**TASK STATEMENT**
Reproduce every line of the records below verbatim, leaving out the pictures.

--- start SOURCE DATA ---

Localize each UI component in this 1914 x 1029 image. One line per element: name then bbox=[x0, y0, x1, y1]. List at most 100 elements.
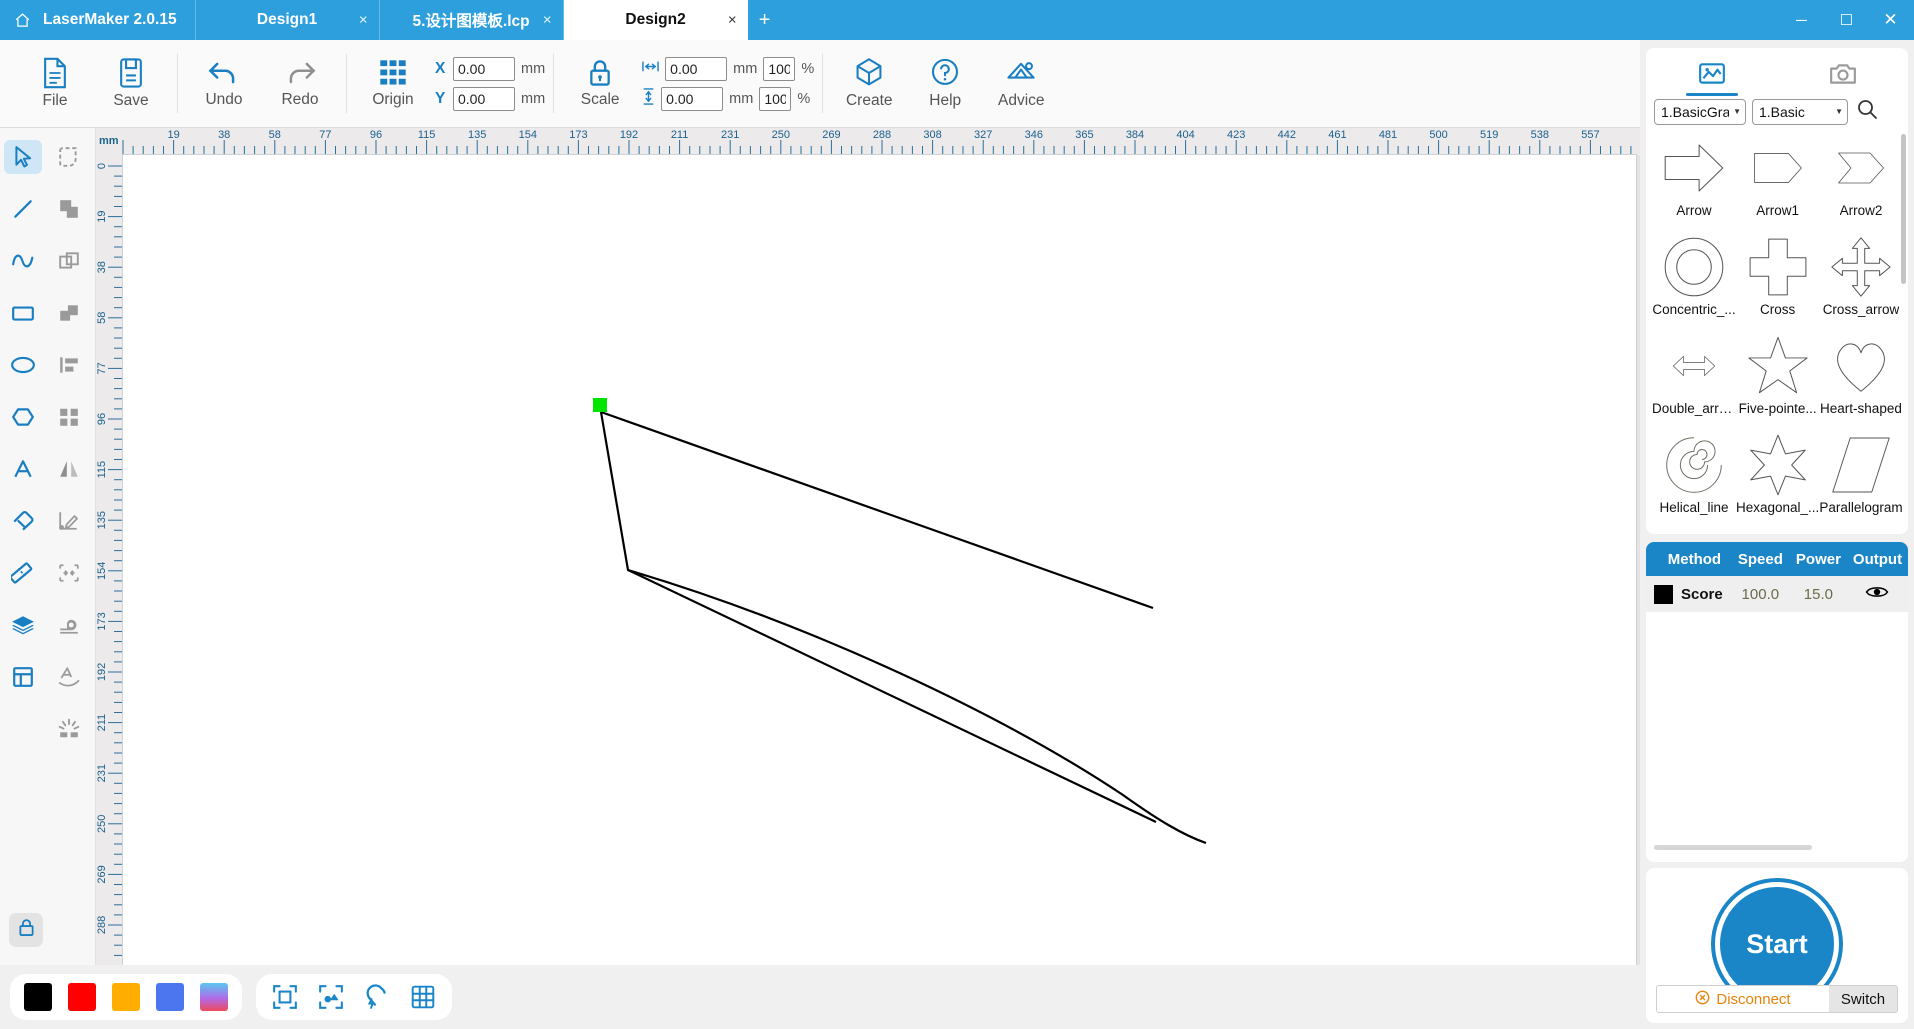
shape-item-arrow2[interactable]: Arrow2 bbox=[1819, 133, 1902, 229]
close-icon[interactable]: × bbox=[543, 13, 552, 28]
node-edit-tool[interactable] bbox=[50, 140, 88, 174]
layers-tool[interactable] bbox=[4, 608, 42, 642]
union-tool[interactable] bbox=[50, 192, 88, 226]
red-swatch[interactable] bbox=[68, 983, 96, 1011]
gradient-swatch[interactable] bbox=[200, 983, 228, 1011]
switch-button[interactable]: Switch bbox=[1829, 986, 1897, 1012]
origin-button[interactable]: Origin bbox=[355, 58, 431, 109]
header-speed: Speed bbox=[1731, 551, 1790, 568]
y-position-input[interactable] bbox=[453, 87, 515, 111]
lock-canvas-button[interactable] bbox=[9, 913, 43, 947]
shape-item-helix[interactable]: Helical_line bbox=[1652, 430, 1736, 526]
shape-item-cross_arrow[interactable]: Cross_arrow bbox=[1819, 232, 1902, 328]
mirror-tool[interactable] bbox=[50, 452, 88, 486]
help-button[interactable]: Help bbox=[907, 40, 983, 127]
width-percent-label: % bbox=[801, 61, 814, 77]
measure-tool[interactable] bbox=[4, 556, 42, 590]
close-icon[interactable]: × bbox=[359, 13, 368, 28]
explode-tool[interactable] bbox=[50, 712, 88, 746]
shape-item-star5[interactable]: Five-pointe... bbox=[1736, 331, 1819, 427]
height-input[interactable] bbox=[661, 87, 723, 111]
svg-text:211: 211 bbox=[671, 129, 689, 141]
blue-swatch[interactable] bbox=[156, 983, 184, 1011]
tab-shape-library[interactable] bbox=[1646, 48, 1777, 96]
library-scrollbar[interactable] bbox=[1901, 134, 1906, 284]
rectangle-tool[interactable] bbox=[4, 296, 42, 330]
row-method-cell[interactable]: Score bbox=[1646, 585, 1731, 604]
row-speed-value[interactable]: 100.0 bbox=[1731, 586, 1790, 603]
shape-item-cross[interactable]: Cross bbox=[1736, 232, 1819, 328]
eraser-tool[interactable] bbox=[4, 504, 42, 538]
design-sheet[interactable] bbox=[122, 154, 1637, 979]
height-percent-input[interactable] bbox=[759, 87, 791, 111]
black-swatch[interactable] bbox=[24, 983, 52, 1011]
save-button[interactable]: Save bbox=[93, 40, 169, 127]
drawn-path-upper[interactable] bbox=[601, 412, 1153, 608]
select-tool[interactable] bbox=[4, 140, 42, 174]
drawn-path-lower[interactable] bbox=[601, 412, 1156, 822]
shape-item-arrow1[interactable]: Arrow1 bbox=[1736, 133, 1819, 229]
curve-tool[interactable] bbox=[4, 244, 42, 278]
canvas-area[interactable]: mm 1938587796115135154173192211231250269… bbox=[96, 128, 1640, 965]
file-button[interactable]: File bbox=[17, 40, 93, 127]
frame-tool[interactable] bbox=[4, 660, 42, 694]
width-percent-input[interactable] bbox=[763, 57, 795, 81]
selection-handle[interactable] bbox=[593, 398, 607, 412]
line-tool[interactable] bbox=[4, 192, 42, 226]
subcategory-dropdown[interactable]: 1.Basic ▼ bbox=[1752, 99, 1848, 125]
ellipse-tool[interactable] bbox=[4, 348, 42, 382]
tab-design-template-lcp[interactable]: 5.设计图模板.lcp × bbox=[380, 0, 564, 40]
design-drawing[interactable] bbox=[123, 155, 1638, 980]
table-row[interactable]: Score 100.0 15.0 bbox=[1646, 576, 1908, 612]
star5-shape-icon bbox=[1747, 331, 1809, 401]
scale-lock-button[interactable]: Scale bbox=[562, 58, 638, 109]
eye-icon[interactable] bbox=[1847, 584, 1908, 604]
shape-item-heart[interactable]: Heart-shaped bbox=[1819, 331, 1902, 427]
x-position-row: X mm bbox=[435, 57, 545, 81]
title-bar: LaserMaker 2.0.15 Design1 × 5.设计图模板.lcp … bbox=[0, 0, 1914, 40]
shape-item-parallelogram[interactable]: Parallelogram bbox=[1819, 430, 1902, 526]
shape-grid[interactable]: ArrowArrow1Arrow2 Concentric_...CrossCros… bbox=[1646, 131, 1908, 529]
redo-button[interactable]: Redo bbox=[262, 40, 338, 127]
shape-item-concentric[interactable]: Concentric_... bbox=[1652, 232, 1736, 328]
magnet-snap-icon[interactable] bbox=[362, 982, 392, 1012]
tab-design1[interactable]: Design1 × bbox=[196, 0, 380, 40]
new-tab-button[interactable]: + bbox=[748, 0, 782, 40]
advice-button[interactable]: Advice bbox=[983, 40, 1059, 127]
close-icon[interactable]: × bbox=[728, 13, 737, 28]
width-input[interactable] bbox=[665, 57, 727, 81]
subtract-tool[interactable] bbox=[50, 244, 88, 278]
parameters-scrollbar[interactable] bbox=[1654, 845, 1812, 850]
distribute-tool[interactable] bbox=[50, 400, 88, 434]
create-button[interactable]: Create bbox=[831, 40, 907, 127]
minimize-icon[interactable]: ─ bbox=[1779, 0, 1824, 40]
row-power-value[interactable]: 15.0 bbox=[1790, 586, 1847, 603]
maximize-icon[interactable]: ☐ bbox=[1824, 0, 1869, 40]
draw-edit-tool[interactable] bbox=[50, 504, 88, 538]
category-dropdown[interactable]: 1.BasicGrap ▼ bbox=[1654, 99, 1746, 125]
shape-item-arrow[interactable]: Arrow bbox=[1652, 133, 1736, 229]
app-home-button[interactable]: LaserMaker 2.0.15 bbox=[0, 0, 196, 40]
orange-swatch[interactable] bbox=[112, 983, 140, 1011]
layer-color-swatch[interactable] bbox=[1654, 585, 1673, 604]
tab-design2[interactable]: Design2 × bbox=[564, 0, 748, 40]
shape-item-double_arrow[interactable]: Double_arrow bbox=[1652, 331, 1736, 427]
undo-button[interactable]: Undo bbox=[186, 40, 262, 127]
shape-item-label: Hexagonal_... bbox=[1736, 500, 1819, 515]
grid-icon[interactable] bbox=[408, 982, 438, 1012]
tab-camera[interactable] bbox=[1777, 48, 1908, 96]
text-tool[interactable] bbox=[4, 452, 42, 486]
weld-tool[interactable] bbox=[50, 608, 88, 642]
select-all-icon[interactable] bbox=[316, 982, 346, 1012]
text-path-tool[interactable] bbox=[50, 660, 88, 694]
x-position-input[interactable] bbox=[453, 57, 515, 81]
align-tool[interactable] bbox=[50, 348, 88, 382]
polygon-tool[interactable] bbox=[4, 400, 42, 434]
fit-to-frame-icon[interactable] bbox=[270, 982, 300, 1012]
offset-tool[interactable] bbox=[50, 556, 88, 590]
disconnect-button[interactable]: Disconnect bbox=[1657, 986, 1829, 1012]
close-window-icon[interactable]: ✕ bbox=[1869, 0, 1914, 40]
search-icon[interactable] bbox=[1856, 98, 1878, 125]
shape-item-star6[interactable]: Hexagonal_... bbox=[1736, 430, 1819, 526]
intersect-tool[interactable] bbox=[50, 296, 88, 330]
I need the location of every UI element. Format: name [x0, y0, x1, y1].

--- end SOURCE DATA ---

**TASK RESPONSE**
Localize each UI component in this 1914 x 1029 image. One line per element: name then bbox=[x0, y0, x1, y1]. List at most 100 elements.
shape-item-arrow2[interactable]: Arrow2 bbox=[1819, 133, 1902, 229]
close-icon[interactable]: × bbox=[543, 13, 552, 28]
node-edit-tool[interactable] bbox=[50, 140, 88, 174]
layers-tool[interactable] bbox=[4, 608, 42, 642]
union-tool[interactable] bbox=[50, 192, 88, 226]
red-swatch[interactable] bbox=[68, 983, 96, 1011]
gradient-swatch[interactable] bbox=[200, 983, 228, 1011]
switch-button[interactable]: Switch bbox=[1829, 986, 1897, 1012]
origin-button[interactable]: Origin bbox=[355, 58, 431, 109]
header-speed: Speed bbox=[1731, 551, 1790, 568]
y-position-input[interactable] bbox=[453, 87, 515, 111]
lock-canvas-button[interactable] bbox=[9, 913, 43, 947]
shape-item-helix[interactable]: Helical_line bbox=[1652, 430, 1736, 526]
shape-item-cross_arrow[interactable]: Cross_arrow bbox=[1819, 232, 1902, 328]
mirror-tool[interactable] bbox=[50, 452, 88, 486]
help-button[interactable]: Help bbox=[907, 40, 983, 127]
width-percent-label: % bbox=[801, 61, 814, 77]
measure-tool[interactable] bbox=[4, 556, 42, 590]
close-icon[interactable]: × bbox=[359, 13, 368, 28]
explode-tool[interactable] bbox=[50, 712, 88, 746]
shape-item-star5[interactable]: Five-pointe... bbox=[1736, 331, 1819, 427]
height-input[interactable] bbox=[661, 87, 723, 111]
svg-text:211: 211 bbox=[671, 129, 689, 141]
blue-swatch[interactable] bbox=[156, 983, 184, 1011]
tab-shape-library[interactable] bbox=[1646, 48, 1777, 96]
library-scrollbar[interactable] bbox=[1901, 134, 1906, 284]
rectangle-tool[interactable] bbox=[4, 296, 42, 330]
row-method-cell[interactable]: Score bbox=[1646, 585, 1731, 604]
row-speed-value[interactable]: 100.0 bbox=[1731, 586, 1790, 603]
shape-item-cross[interactable]: Cross bbox=[1736, 232, 1819, 328]
eraser-tool[interactable] bbox=[4, 504, 42, 538]
design-sheet[interactable] bbox=[122, 154, 1637, 979]
height-percent-input[interactable] bbox=[759, 87, 791, 111]
black-swatch[interactable] bbox=[24, 983, 52, 1011]
save-button[interactable]: Save bbox=[93, 40, 169, 127]
drawn-path-upper[interactable] bbox=[601, 412, 1153, 608]
select-tool[interactable] bbox=[4, 140, 42, 174]
drawn-path-lower[interactable] bbox=[601, 412, 1156, 822]
shape-item-arrow1[interactable]: Arrow1 bbox=[1736, 133, 1819, 229]
curve-tool[interactable] bbox=[4, 244, 42, 278]
canvas-area[interactable]: mm 1938587796115135154173192211231250269… bbox=[96, 128, 1640, 965]
file-button[interactable]: File bbox=[17, 40, 93, 127]
frame-tool[interactable] bbox=[4, 660, 42, 694]
width-percent-input[interactable] bbox=[763, 57, 795, 81]
selection-handle[interactable] bbox=[593, 398, 607, 412]
line-tool[interactable] bbox=[4, 192, 42, 226]
subcategory-dropdown[interactable]: 1.Basic ▼ bbox=[1752, 99, 1848, 125]
ellipse-tool[interactable] bbox=[4, 348, 42, 382]
tab-design-template-lcp[interactable]: 5.设计图模板.lcp × bbox=[380, 0, 564, 40]
design-drawing[interactable] bbox=[123, 155, 1638, 980]
table-row[interactable]: Score 100.0 15.0 bbox=[1646, 576, 1908, 612]
star5-shape-icon bbox=[1747, 331, 1809, 401]
scale-lock-button[interactable]: Scale bbox=[562, 58, 638, 109]
eye-icon[interactable] bbox=[1847, 584, 1908, 604]
shape-item-heart[interactable]: Heart-shaped bbox=[1819, 331, 1902, 427]
x-position-row: X mm bbox=[435, 57, 545, 81]
title-bar: LaserMaker 2.0.15 Design1 × 5.设计图模板.lcp … bbox=[0, 0, 1914, 40]
shape-item-parallelogram[interactable]: Parallelogram bbox=[1819, 430, 1902, 526]
shape-grid[interactable]: ArrowArrow1Arrow2 Concentric_...CrossCros… bbox=[1646, 131, 1908, 529]
redo-button[interactable]: Redo bbox=[262, 40, 338, 127]
shape-item-concentric[interactable]: Concentric_... bbox=[1652, 232, 1736, 328]
magnet-snap-icon[interactable] bbox=[362, 982, 392, 1012]
tab-design1[interactable]: Design1 × bbox=[196, 0, 380, 40]
new-tab-button[interactable]: + bbox=[748, 0, 782, 40]
advice-button[interactable]: Advice bbox=[983, 40, 1059, 127]
close-icon[interactable]: × bbox=[728, 13, 737, 28]
width-input[interactable] bbox=[665, 57, 727, 81]
subtract-tool[interactable] bbox=[50, 244, 88, 278]
parameters-scrollbar[interactable] bbox=[1654, 845, 1812, 850]
distribute-tool[interactable] bbox=[50, 400, 88, 434]
create-button[interactable]: Create bbox=[831, 40, 907, 127]
minimize-icon[interactable]: ─ bbox=[1779, 0, 1824, 40]
row-power-value[interactable]: 15.0 bbox=[1790, 586, 1847, 603]
maximize-icon[interactable]: ☐ bbox=[1824, 0, 1869, 40]
draw-edit-tool[interactable] bbox=[50, 504, 88, 538]
category-dropdown[interactable]: 1.BasicGrap ▼ bbox=[1654, 99, 1746, 125]
shape-item-arrow[interactable]: Arrow bbox=[1652, 133, 1736, 229]
app-home-button[interactable]: LaserMaker 2.0.15 bbox=[0, 0, 196, 40]
orange-swatch[interactable] bbox=[112, 983, 140, 1011]
layer-color-swatch[interactable] bbox=[1654, 585, 1673, 604]
tab-design2[interactable]: Design2 × bbox=[564, 0, 748, 40]
shape-item-double_arrow[interactable]: Double_arrow bbox=[1652, 331, 1736, 427]
undo-button[interactable]: Undo bbox=[186, 40, 262, 127]
shape-item-label: Hexagonal_... bbox=[1736, 500, 1819, 515]
grid-icon[interactable] bbox=[408, 982, 438, 1012]
tab-camera[interactable] bbox=[1777, 48, 1908, 96]
text-tool[interactable] bbox=[4, 452, 42, 486]
weld-tool[interactable] bbox=[50, 608, 88, 642]
select-all-icon[interactable] bbox=[316, 982, 346, 1012]
text-path-tool[interactable] bbox=[50, 660, 88, 694]
x-position-input[interactable] bbox=[453, 57, 515, 81]
align-tool[interactable] bbox=[50, 348, 88, 382]
polygon-tool[interactable] bbox=[4, 400, 42, 434]
fit-to-frame-icon[interactable] bbox=[270, 982, 300, 1012]
offset-tool[interactable] bbox=[50, 556, 88, 590]
disconnect-button[interactable]: Disconnect bbox=[1657, 986, 1829, 1012]
close-window-icon[interactable]: ✕ bbox=[1869, 0, 1914, 40]
search-icon[interactable] bbox=[1856, 98, 1878, 125]
shape-item-star6[interactable]: Hexagonal_... bbox=[1736, 430, 1819, 526]
intersect-tool[interactable] bbox=[50, 296, 88, 330]
I need the location of every UI element. Format: name [x0, y0, x1, y1].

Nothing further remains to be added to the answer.